• **Your instructions**: Check each line of the data for "related" and select those that have it.

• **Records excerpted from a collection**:

※

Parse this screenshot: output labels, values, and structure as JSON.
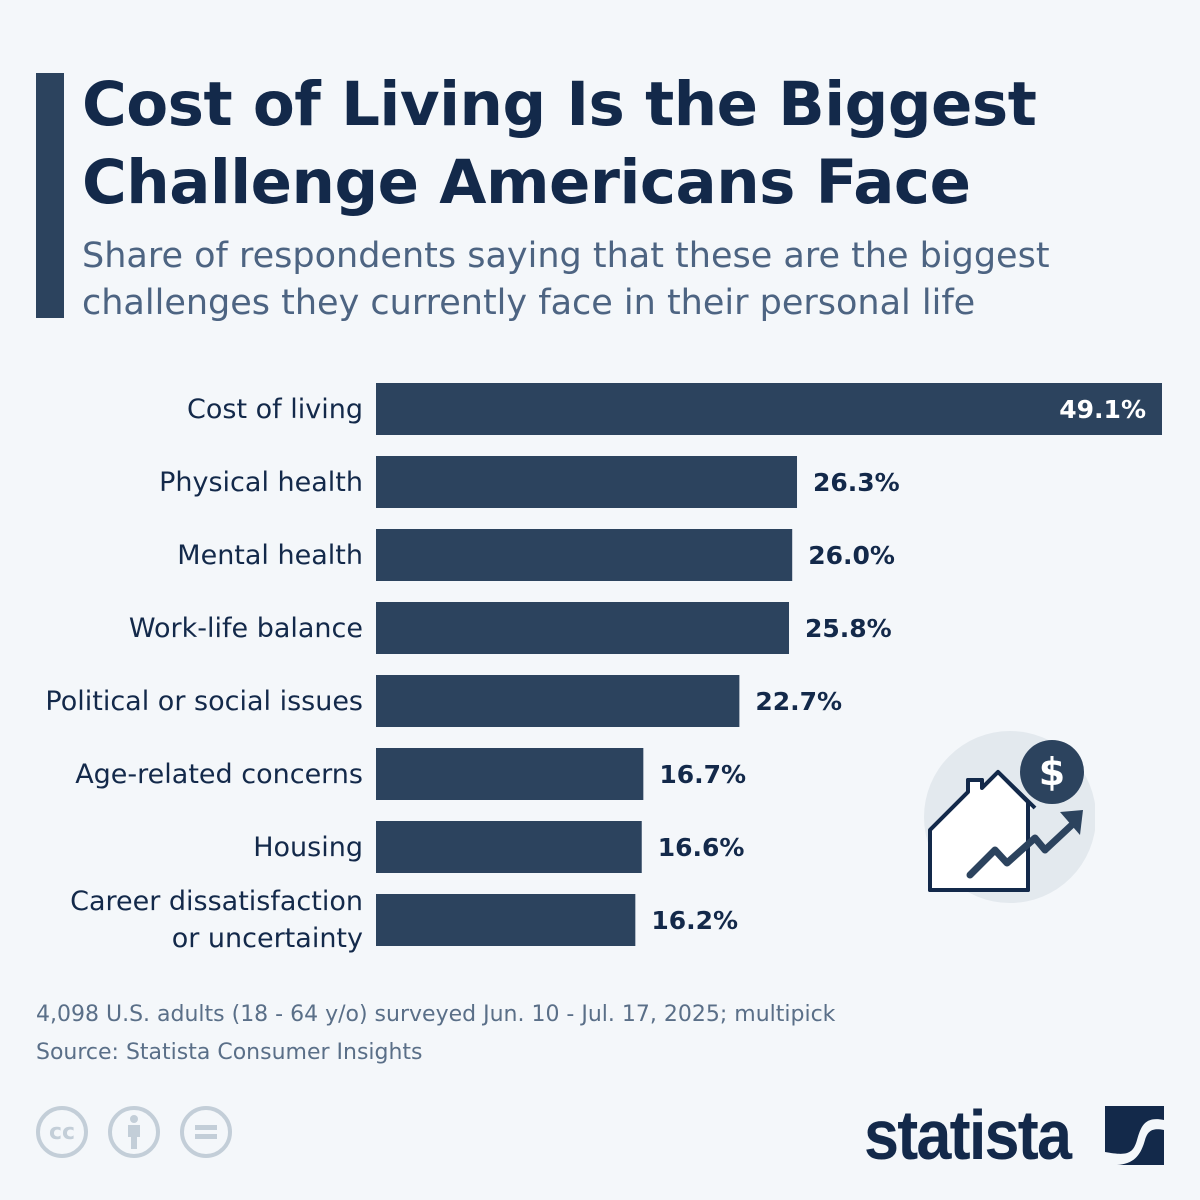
{
  "title": "Cost of Living Is the Biggest Challenge Americans Face",
  "subtitle": "Share of respondents saying that these are the biggest challenges they currently face in their personal life",
  "chart_data": {
    "type": "bar",
    "orientation": "horizontal",
    "categories": [
      "Cost of living",
      "Physical health",
      "Mental health",
      "Work-life balance",
      "Political or social issues",
      "Age-related concerns",
      "Housing",
      "Career dissatisfaction or uncertainty"
    ],
    "category_lines": [
      [
        "Cost of living"
      ],
      [
        "Physical health"
      ],
      [
        "Mental health"
      ],
      [
        "Work-life balance"
      ],
      [
        "Political or social issues"
      ],
      [
        "Age-related concerns"
      ],
      [
        "Housing"
      ],
      [
        "Career dissatisfaction",
        "or uncertainty"
      ]
    ],
    "values": [
      49.1,
      26.3,
      26.0,
      25.8,
      22.7,
      16.7,
      16.6,
      16.2
    ],
    "value_labels": [
      "49.1%",
      "26.3%",
      "26.0%",
      "25.8%",
      "22.7%",
      "16.7%",
      "16.6%",
      "16.2%"
    ],
    "unit": "%",
    "xlim": [
      0,
      49.1
    ],
    "grid": false,
    "bar_color": "#2c435e"
  },
  "footer": {
    "note": "4,098 U.S. adults (18 - 64 y/o) surveyed Jun. 10 - Jul. 17, 2025; multipick",
    "source": "Source: Statista Consumer Insights",
    "license_icons": [
      "cc-icon",
      "attribution-icon",
      "no-derivatives-icon"
    ],
    "cc_text": "cc",
    "logo": "statista"
  },
  "colors": {
    "title": "#13294a",
    "bar": "#2c435e",
    "background": "#f4f7fa"
  }
}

※

• **Exercise solution**:
      "Age-related concerns",
        "Age-related concerns"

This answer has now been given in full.